BEGIN
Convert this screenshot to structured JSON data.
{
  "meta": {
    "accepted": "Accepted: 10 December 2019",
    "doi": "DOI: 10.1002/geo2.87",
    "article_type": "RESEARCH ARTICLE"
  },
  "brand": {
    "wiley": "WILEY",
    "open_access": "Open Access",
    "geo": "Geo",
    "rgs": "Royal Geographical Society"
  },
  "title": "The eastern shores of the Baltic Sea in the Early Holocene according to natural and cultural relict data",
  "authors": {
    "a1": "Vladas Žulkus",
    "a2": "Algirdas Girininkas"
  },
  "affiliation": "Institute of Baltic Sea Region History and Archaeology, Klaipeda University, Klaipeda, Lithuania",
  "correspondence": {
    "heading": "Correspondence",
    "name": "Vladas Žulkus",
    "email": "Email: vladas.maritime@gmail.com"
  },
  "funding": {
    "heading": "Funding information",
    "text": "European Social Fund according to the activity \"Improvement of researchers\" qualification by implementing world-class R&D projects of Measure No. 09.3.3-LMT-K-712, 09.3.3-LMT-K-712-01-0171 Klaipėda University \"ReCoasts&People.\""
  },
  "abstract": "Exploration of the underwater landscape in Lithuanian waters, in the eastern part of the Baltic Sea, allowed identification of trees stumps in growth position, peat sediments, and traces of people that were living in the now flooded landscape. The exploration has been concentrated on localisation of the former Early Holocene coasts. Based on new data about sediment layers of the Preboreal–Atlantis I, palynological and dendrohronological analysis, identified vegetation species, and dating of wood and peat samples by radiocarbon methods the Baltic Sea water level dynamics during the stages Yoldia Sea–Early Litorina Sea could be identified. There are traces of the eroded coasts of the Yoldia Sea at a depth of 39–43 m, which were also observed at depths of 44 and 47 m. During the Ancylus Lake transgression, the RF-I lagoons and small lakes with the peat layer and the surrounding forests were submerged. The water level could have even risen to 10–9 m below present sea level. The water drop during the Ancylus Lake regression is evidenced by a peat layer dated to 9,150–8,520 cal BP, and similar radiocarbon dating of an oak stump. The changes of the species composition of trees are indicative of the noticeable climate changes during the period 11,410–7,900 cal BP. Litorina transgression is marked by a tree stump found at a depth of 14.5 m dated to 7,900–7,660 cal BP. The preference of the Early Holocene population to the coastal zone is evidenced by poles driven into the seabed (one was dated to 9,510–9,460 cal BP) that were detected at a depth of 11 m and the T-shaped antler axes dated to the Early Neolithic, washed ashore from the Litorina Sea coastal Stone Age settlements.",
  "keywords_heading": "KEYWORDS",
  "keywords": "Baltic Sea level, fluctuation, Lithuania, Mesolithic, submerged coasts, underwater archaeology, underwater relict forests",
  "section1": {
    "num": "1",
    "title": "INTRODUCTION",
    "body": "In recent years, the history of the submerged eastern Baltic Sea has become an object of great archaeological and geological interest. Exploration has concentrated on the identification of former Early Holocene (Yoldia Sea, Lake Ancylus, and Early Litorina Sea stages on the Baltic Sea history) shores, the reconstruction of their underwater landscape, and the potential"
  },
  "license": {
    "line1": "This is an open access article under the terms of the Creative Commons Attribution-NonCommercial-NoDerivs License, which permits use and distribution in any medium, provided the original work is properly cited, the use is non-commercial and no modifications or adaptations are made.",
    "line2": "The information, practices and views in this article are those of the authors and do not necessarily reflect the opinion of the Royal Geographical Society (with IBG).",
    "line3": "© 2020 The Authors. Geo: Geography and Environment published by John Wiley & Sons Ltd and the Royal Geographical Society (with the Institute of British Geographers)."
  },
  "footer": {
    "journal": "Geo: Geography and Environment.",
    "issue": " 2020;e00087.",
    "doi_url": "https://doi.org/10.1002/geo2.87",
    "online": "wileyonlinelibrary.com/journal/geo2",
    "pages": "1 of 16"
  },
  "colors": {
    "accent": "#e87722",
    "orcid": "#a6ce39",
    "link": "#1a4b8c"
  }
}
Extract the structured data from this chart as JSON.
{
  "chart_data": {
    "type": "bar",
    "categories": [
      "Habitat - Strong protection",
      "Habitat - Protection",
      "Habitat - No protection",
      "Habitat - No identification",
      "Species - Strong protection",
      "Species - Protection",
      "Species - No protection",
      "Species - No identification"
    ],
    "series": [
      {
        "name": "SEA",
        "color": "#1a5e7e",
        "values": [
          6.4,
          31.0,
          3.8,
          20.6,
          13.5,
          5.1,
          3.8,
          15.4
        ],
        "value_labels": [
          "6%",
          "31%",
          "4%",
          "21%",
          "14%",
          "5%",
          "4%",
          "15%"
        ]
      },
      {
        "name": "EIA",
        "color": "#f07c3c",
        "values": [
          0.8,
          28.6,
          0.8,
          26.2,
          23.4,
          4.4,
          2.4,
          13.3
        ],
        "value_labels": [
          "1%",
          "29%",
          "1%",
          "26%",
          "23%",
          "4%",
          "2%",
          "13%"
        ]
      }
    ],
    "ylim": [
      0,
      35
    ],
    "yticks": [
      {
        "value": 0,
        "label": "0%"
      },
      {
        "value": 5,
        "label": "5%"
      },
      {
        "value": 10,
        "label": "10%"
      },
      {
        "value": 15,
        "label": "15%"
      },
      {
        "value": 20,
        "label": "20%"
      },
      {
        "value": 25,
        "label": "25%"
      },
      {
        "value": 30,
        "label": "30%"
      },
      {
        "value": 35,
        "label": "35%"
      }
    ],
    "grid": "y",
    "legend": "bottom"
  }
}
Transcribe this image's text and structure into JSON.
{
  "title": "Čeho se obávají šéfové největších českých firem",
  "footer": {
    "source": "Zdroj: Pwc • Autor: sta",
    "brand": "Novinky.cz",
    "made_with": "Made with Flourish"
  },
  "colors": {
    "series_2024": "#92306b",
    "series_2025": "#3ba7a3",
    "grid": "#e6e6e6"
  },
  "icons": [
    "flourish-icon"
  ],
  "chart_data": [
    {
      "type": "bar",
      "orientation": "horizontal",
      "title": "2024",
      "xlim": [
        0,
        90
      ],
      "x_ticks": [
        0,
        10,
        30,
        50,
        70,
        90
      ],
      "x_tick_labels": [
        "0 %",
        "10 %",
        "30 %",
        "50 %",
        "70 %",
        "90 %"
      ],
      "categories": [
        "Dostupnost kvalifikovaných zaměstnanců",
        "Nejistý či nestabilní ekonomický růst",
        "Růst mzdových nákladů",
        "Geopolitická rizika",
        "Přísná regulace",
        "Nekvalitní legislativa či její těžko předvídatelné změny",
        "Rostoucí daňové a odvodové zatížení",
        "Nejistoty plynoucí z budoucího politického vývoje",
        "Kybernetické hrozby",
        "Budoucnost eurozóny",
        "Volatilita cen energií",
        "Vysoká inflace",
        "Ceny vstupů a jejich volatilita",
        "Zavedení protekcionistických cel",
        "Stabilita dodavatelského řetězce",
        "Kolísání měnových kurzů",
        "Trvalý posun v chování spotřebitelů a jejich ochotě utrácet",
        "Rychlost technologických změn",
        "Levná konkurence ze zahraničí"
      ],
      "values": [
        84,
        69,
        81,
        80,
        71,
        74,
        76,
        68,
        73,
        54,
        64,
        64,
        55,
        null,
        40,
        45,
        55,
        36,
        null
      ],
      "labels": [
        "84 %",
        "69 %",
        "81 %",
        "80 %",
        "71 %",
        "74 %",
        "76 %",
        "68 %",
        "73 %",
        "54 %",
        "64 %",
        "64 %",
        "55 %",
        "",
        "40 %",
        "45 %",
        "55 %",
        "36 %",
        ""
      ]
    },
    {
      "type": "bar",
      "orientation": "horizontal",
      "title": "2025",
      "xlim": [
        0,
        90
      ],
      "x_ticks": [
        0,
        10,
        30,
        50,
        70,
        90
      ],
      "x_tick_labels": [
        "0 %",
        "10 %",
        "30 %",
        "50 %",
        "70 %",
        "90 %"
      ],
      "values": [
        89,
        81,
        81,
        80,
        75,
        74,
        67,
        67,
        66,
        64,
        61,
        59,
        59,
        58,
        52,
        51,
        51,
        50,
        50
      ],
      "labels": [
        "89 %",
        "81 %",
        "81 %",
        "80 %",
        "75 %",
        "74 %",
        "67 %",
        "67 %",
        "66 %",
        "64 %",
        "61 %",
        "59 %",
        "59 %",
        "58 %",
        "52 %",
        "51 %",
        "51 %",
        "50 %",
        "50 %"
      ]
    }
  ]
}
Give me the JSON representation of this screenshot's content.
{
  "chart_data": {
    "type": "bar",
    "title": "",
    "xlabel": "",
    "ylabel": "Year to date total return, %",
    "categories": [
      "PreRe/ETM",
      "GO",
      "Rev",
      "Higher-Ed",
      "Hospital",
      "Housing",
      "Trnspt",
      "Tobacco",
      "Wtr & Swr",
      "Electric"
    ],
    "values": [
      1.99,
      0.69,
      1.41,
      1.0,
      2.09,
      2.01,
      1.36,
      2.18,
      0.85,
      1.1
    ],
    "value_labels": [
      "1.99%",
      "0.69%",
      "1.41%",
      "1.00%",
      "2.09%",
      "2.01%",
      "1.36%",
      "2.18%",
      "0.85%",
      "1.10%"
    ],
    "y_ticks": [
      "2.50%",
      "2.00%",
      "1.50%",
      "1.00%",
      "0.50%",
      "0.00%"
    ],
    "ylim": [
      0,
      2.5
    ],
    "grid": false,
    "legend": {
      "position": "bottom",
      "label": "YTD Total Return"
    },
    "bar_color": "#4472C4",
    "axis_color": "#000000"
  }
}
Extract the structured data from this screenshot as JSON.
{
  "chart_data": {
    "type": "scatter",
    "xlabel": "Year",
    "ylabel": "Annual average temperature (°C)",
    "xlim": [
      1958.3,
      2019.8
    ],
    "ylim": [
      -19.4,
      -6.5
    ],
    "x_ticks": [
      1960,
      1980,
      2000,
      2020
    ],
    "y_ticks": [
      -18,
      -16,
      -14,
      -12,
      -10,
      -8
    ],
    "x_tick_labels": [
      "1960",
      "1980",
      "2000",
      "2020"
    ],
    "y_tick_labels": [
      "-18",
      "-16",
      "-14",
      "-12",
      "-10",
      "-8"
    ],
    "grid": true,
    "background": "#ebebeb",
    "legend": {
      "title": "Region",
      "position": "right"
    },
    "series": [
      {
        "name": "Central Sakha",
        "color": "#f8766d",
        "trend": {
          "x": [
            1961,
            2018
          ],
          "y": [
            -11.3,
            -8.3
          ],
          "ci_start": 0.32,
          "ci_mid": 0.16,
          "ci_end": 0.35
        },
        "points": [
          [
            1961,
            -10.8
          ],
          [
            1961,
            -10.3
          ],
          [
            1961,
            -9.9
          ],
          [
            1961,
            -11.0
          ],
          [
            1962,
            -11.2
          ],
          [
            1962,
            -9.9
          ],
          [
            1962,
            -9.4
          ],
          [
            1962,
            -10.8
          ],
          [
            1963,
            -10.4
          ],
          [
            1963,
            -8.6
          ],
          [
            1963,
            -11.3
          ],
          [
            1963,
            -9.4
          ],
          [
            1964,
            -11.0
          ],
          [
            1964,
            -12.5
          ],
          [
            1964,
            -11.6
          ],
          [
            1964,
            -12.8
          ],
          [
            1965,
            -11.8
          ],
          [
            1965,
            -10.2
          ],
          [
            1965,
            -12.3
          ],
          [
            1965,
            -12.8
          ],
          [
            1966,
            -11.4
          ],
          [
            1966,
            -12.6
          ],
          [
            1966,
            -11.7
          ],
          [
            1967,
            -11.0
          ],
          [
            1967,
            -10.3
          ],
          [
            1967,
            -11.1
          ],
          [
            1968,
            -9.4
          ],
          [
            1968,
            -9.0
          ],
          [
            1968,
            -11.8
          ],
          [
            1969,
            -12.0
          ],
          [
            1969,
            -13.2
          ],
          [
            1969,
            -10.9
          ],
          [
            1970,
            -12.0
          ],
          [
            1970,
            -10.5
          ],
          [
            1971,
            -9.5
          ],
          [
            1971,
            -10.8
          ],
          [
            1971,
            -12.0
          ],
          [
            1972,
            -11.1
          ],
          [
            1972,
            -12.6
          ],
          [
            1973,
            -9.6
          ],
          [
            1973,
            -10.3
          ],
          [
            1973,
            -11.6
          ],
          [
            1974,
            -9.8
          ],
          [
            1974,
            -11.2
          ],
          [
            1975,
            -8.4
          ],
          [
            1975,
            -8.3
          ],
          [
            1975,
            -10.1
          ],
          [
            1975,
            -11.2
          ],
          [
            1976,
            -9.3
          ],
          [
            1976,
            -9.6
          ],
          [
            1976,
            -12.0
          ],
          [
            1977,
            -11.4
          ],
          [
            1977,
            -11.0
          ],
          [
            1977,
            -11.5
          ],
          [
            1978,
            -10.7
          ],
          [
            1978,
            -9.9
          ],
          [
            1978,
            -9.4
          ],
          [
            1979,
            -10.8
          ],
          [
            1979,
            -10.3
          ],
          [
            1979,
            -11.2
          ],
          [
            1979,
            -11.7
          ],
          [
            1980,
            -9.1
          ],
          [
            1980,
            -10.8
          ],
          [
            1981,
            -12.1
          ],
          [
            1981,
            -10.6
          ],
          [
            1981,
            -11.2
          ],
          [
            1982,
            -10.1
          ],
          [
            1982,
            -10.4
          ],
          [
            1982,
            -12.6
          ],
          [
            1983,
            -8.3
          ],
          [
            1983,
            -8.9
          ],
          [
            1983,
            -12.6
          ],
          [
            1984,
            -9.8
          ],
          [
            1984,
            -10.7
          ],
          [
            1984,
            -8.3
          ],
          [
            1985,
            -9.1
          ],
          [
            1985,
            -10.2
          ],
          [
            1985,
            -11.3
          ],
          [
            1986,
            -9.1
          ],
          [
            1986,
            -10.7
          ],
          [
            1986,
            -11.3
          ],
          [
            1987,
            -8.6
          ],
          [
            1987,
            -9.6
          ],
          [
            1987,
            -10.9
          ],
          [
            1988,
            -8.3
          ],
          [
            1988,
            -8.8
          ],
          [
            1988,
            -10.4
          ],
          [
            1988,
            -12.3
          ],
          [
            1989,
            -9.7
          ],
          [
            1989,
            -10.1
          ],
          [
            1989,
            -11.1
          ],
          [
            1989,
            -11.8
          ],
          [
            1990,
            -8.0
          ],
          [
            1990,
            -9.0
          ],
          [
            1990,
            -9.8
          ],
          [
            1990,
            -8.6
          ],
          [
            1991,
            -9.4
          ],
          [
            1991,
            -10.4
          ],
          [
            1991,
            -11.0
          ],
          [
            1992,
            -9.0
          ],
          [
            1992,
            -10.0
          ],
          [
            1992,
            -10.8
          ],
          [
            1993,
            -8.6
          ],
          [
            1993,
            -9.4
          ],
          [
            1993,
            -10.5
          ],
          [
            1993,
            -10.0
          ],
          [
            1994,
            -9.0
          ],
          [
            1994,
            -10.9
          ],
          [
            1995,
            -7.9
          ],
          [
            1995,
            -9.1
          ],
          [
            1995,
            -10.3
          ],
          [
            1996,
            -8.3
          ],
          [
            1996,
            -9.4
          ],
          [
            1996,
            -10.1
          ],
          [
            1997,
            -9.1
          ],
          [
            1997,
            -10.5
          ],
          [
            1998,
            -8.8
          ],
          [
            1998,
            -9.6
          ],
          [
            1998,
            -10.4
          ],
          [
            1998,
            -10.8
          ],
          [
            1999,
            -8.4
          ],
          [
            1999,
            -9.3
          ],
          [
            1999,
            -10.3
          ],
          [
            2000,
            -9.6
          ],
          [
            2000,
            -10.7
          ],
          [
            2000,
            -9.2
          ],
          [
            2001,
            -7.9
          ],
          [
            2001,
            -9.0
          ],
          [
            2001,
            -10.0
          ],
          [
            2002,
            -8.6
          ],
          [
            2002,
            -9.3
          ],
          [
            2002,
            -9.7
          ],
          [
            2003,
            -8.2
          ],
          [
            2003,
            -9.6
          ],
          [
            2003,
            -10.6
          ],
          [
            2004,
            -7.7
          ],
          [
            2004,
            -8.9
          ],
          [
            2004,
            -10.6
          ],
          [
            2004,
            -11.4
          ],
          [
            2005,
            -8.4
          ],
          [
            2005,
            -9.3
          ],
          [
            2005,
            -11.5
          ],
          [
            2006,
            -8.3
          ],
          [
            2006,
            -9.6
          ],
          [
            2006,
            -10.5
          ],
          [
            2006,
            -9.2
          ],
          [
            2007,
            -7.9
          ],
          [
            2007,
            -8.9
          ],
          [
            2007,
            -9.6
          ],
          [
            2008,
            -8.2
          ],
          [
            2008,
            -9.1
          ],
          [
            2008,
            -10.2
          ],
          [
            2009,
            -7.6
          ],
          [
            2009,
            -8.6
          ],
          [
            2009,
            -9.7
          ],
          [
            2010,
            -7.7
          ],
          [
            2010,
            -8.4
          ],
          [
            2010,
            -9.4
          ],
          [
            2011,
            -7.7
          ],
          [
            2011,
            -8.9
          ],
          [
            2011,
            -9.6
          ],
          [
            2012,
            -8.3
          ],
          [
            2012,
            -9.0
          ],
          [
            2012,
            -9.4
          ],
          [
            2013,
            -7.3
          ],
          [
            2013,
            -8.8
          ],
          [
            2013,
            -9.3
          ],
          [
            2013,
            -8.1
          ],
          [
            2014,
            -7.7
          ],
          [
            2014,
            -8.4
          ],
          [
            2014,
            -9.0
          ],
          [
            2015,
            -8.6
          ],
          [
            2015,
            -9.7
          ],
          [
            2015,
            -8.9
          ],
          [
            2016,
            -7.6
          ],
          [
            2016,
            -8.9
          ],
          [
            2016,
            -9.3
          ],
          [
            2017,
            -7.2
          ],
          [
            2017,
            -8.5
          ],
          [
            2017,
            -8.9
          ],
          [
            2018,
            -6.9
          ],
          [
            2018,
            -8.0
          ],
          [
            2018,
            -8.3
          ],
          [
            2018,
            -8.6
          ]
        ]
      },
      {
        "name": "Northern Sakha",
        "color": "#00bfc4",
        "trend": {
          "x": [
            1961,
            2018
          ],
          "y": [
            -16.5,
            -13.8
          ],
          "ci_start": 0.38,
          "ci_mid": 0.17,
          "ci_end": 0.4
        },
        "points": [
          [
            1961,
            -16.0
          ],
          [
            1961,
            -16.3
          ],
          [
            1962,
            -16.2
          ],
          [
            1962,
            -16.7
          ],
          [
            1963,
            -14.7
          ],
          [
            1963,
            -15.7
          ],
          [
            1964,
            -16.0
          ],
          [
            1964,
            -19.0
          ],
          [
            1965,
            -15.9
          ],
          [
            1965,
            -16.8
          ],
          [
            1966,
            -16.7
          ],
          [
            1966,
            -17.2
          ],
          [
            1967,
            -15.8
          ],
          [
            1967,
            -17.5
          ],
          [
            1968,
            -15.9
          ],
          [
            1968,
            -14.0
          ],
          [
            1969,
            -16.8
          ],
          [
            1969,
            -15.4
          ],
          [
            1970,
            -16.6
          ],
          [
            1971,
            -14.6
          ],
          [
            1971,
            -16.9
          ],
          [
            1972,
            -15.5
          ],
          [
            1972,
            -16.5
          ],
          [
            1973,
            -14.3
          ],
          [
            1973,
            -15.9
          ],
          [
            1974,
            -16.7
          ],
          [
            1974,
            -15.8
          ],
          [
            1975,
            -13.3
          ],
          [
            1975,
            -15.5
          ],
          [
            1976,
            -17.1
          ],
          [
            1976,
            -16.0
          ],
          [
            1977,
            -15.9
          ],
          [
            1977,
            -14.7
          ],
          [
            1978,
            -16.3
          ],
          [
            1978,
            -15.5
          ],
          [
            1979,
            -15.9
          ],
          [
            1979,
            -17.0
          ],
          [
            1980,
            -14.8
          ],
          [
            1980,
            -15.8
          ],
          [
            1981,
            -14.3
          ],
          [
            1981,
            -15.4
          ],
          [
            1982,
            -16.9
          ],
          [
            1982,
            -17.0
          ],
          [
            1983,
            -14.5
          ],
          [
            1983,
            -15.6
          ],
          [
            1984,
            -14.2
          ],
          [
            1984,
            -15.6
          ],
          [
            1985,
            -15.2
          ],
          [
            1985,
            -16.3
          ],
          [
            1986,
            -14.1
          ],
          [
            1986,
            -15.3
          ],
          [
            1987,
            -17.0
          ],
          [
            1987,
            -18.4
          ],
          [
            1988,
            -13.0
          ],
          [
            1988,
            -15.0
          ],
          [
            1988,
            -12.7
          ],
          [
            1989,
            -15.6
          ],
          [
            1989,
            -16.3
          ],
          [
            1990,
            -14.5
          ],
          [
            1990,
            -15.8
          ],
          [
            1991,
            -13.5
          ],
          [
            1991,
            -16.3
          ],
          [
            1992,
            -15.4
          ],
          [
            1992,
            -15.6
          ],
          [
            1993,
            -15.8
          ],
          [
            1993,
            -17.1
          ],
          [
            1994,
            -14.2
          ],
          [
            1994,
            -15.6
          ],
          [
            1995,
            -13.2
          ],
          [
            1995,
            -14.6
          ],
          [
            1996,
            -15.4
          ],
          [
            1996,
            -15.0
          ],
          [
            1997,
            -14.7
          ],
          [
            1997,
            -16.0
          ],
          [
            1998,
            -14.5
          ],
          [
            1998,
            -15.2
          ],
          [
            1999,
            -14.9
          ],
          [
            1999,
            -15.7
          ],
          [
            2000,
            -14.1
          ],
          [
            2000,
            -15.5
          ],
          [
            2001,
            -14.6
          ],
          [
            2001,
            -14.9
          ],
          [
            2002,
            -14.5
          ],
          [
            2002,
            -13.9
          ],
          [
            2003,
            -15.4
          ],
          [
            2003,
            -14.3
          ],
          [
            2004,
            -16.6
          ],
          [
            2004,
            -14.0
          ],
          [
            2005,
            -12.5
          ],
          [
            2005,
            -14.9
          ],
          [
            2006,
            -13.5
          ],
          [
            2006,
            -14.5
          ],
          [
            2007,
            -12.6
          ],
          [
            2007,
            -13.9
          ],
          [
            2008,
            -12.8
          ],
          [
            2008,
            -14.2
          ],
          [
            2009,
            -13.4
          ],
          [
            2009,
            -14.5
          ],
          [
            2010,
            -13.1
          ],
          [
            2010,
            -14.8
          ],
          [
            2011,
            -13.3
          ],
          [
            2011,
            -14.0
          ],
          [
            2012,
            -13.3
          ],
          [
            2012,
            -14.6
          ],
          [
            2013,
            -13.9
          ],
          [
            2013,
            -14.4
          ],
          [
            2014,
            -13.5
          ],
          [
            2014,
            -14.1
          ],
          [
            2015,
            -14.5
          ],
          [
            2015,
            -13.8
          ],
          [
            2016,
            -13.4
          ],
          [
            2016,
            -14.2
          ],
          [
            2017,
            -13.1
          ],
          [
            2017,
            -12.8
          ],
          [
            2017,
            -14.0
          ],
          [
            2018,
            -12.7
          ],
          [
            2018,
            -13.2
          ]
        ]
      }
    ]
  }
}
END
Pick out every line above that holds the word "Habitat" and copy it.

      "Habitat - Strong protection",
      "Habitat - Protection",
      "Habitat - No protection",
      "Habitat - No identification",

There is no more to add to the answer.